(Exercise inputs):
****************

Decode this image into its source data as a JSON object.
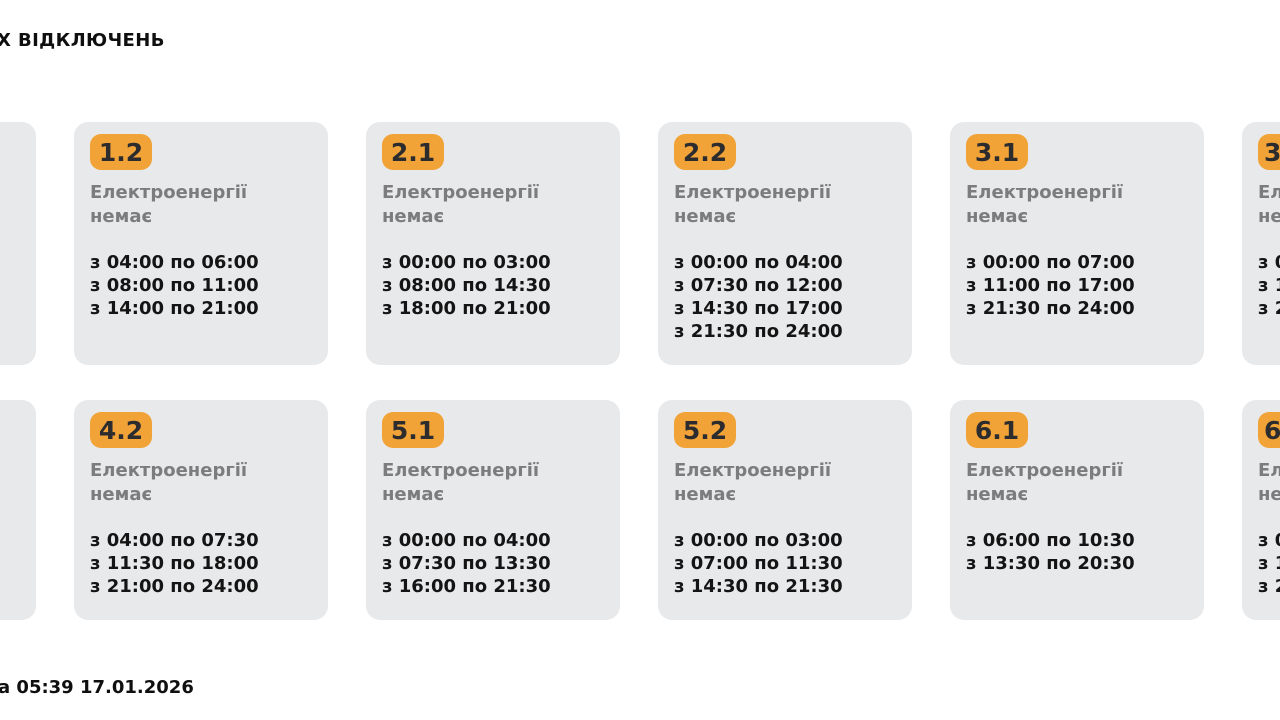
{
  "page": {
    "title": "Х ВІДКЛЮЧЕНЬ",
    "footer": "а 05:39 17.01.2026"
  },
  "colors": {
    "badge_orange": "#F1A338",
    "card_background": "#E8E9EB",
    "status_gray": "#7C7C7E",
    "time_black": "#141414",
    "page_background": "#FFFFFF"
  },
  "status": {
    "line1": "Електроенергії",
    "line2": "немає"
  },
  "grid": {
    "rows": [
      {
        "cards": [
          {
            "group": "",
            "show_content": false,
            "partial": "left",
            "lines": []
          },
          {
            "group": "1.2",
            "lines": [
              "з 04:00 по 06:00",
              "з 08:00 по 11:00",
              "з 14:00 по 21:00"
            ]
          },
          {
            "group": "2.1",
            "lines": [
              "з 00:00 по 03:00",
              "з 08:00 по 14:30",
              "з 18:00 по 21:00"
            ]
          },
          {
            "group": "2.2",
            "lines": [
              "з 00:00 по 04:00",
              "з 07:30 по 12:00",
              "з 14:30 по 17:00",
              "з 21:30 по 24:00"
            ]
          },
          {
            "group": "3.1",
            "lines": [
              "з 00:00 по 07:00",
              "з 11:00 по 17:00",
              "з 21:30 по 24:00"
            ]
          },
          {
            "group": "3",
            "partial": "right",
            "lines": [
              "з 0",
              "з 1",
              "з 2"
            ]
          }
        ]
      },
      {
        "cards": [
          {
            "group": "",
            "show_content": false,
            "partial": "left",
            "lines": []
          },
          {
            "group": "4.2",
            "lines": [
              "з 04:00 по 07:30",
              "з 11:30 по 18:00",
              "з 21:00 по 24:00"
            ]
          },
          {
            "group": "5.1",
            "lines": [
              "з 00:00 по 04:00",
              "з 07:30 по 13:30",
              "з 16:00 по 21:30"
            ]
          },
          {
            "group": "5.2",
            "lines": [
              "з 00:00 по 03:00",
              "з 07:00 по 11:30",
              "з 14:30 по 21:30"
            ]
          },
          {
            "group": "6.1",
            "lines": [
              "з 06:00 по 10:30",
              "з 13:30 по 20:30"
            ]
          },
          {
            "group": "6",
            "partial": "right",
            "lines": [
              "з 0",
              "з 1",
              "з 2"
            ]
          }
        ]
      }
    ]
  }
}
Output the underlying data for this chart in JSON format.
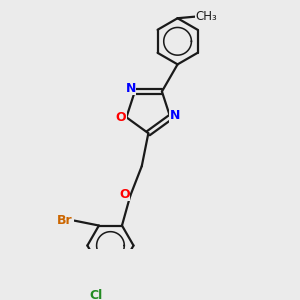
{
  "background_color": "#ebebeb",
  "bond_color": "#1a1a1a",
  "bond_width": 1.6,
  "figsize": [
    3.0,
    3.0
  ],
  "dpi": 100,
  "label_colors": {
    "O": "#ff0000",
    "N": "#0000ff",
    "Br": "#cc6600",
    "Cl": "#228B22",
    "C": "#1a1a1a"
  },
  "font_size": 9.0
}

****************

(Your goal):
Write out the data precisely as given, excluding the pictures.

(Output):
Decode this image into its source data as a JSON object.
{
  "page": {
    "title": "Х ВІДКЛЮЧЕНЬ",
    "footer": "а 05:39 17.01.2026"
  },
  "colors": {
    "badge_orange": "#F1A338",
    "card_background": "#E8E9EB",
    "status_gray": "#7C7C7E",
    "time_black": "#141414",
    "page_background": "#FFFFFF"
  },
  "status": {
    "line1": "Електроенергії",
    "line2": "немає"
  },
  "grid": {
    "rows": [
      {
        "cards": [
          {
            "group": "",
            "show_content": false,
            "partial": "left",
            "lines": []
          },
          {
            "group": "1.2",
            "lines": [
              "з 04:00 по 06:00",
              "з 08:00 по 11:00",
              "з 14:00 по 21:00"
            ]
          },
          {
            "group": "2.1",
            "lines": [
              "з 00:00 по 03:00",
              "з 08:00 по 14:30",
              "з 18:00 по 21:00"
            ]
          },
          {
            "group": "2.2",
            "lines": [
              "з 00:00 по 04:00",
              "з 07:30 по 12:00",
              "з 14:30 по 17:00",
              "з 21:30 по 24:00"
            ]
          },
          {
            "group": "3.1",
            "lines": [
              "з 00:00 по 07:00",
              "з 11:00 по 17:00",
              "з 21:30 по 24:00"
            ]
          },
          {
            "group": "3",
            "partial": "right",
            "lines": [
              "з 0",
              "з 1",
              "з 2"
            ]
          }
        ]
      },
      {
        "cards": [
          {
            "group": "",
            "show_content": false,
            "partial": "left",
            "lines": []
          },
          {
            "group": "4.2",
            "lines": [
              "з 04:00 по 07:30",
              "з 11:30 по 18:00",
              "з 21:00 по 24:00"
            ]
          },
          {
            "group": "5.1",
            "lines": [
              "з 00:00 по 04:00",
              "з 07:30 по 13:30",
              "з 16:00 по 21:30"
            ]
          },
          {
            "group": "5.2",
            "lines": [
              "з 00:00 по 03:00",
              "з 07:00 по 11:30",
              "з 14:30 по 21:30"
            ]
          },
          {
            "group": "6.1",
            "lines": [
              "з 06:00 по 10:30",
              "з 13:30 по 20:30"
            ]
          },
          {
            "group": "6",
            "partial": "right",
            "lines": [
              "з 0",
              "з 1",
              "з 2"
            ]
          }
        ]
      }
    ]
  }
}
Output the underlying data for this chart in JSON format.
{
  "background_color": "#ebebeb",
  "bond_color": "#1a1a1a",
  "bond_width": 1.6,
  "figsize": [
    3.0,
    3.0
  ],
  "dpi": 100,
  "label_colors": {
    "O": "#ff0000",
    "N": "#0000ff",
    "Br": "#cc6600",
    "Cl": "#228B22",
    "C": "#1a1a1a"
  },
  "font_size": 9.0
}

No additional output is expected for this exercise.